→ **TASK GOAL**
Output every line exactly as written. Leave out pictures.

→ **INPUT MATERIAL**
# # #

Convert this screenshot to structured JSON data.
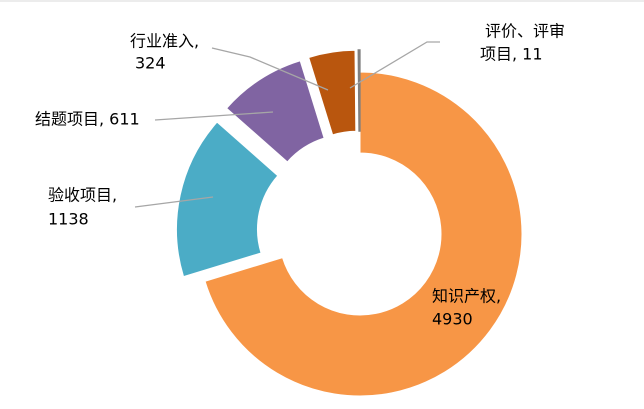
{
  "chart_data": {
    "type": "donut",
    "values": [
      4930,
      1138,
      611,
      324,
      11
    ],
    "data_labels": [
      [
        "知识产权,",
        "4930"
      ],
      [
        "验收项目,",
        "1138"
      ],
      [
        "结题项目, 611"
      ],
      [
        "行业准入,",
        "324"
      ],
      [
        "评价、评审",
        "项目, 11"
      ]
    ],
    "colors": [
      "#f79646",
      "#4bacc6",
      "#8064a2",
      "#b9560e",
      "#7f7f7f"
    ]
  }
}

# # #

→ **RESPONSE**
Convert this screenshot to structured JSON data.
{
  "chart_data": {
    "type": "donut",
    "values": [
      4930,
      1138,
      611,
      324,
      11
    ],
    "data_labels": [
      [
        "知识产权,",
        "4930"
      ],
      [
        "验收项目,",
        "1138"
      ],
      [
        "结题项目, 611"
      ],
      [
        "行业准入,",
        "324"
      ],
      [
        "评价、评审",
        "项目, 11"
      ]
    ],
    "colors": [
      "#f79646",
      "#4bacc6",
      "#8064a2",
      "#b9560e",
      "#7f7f7f"
    ]
  }
}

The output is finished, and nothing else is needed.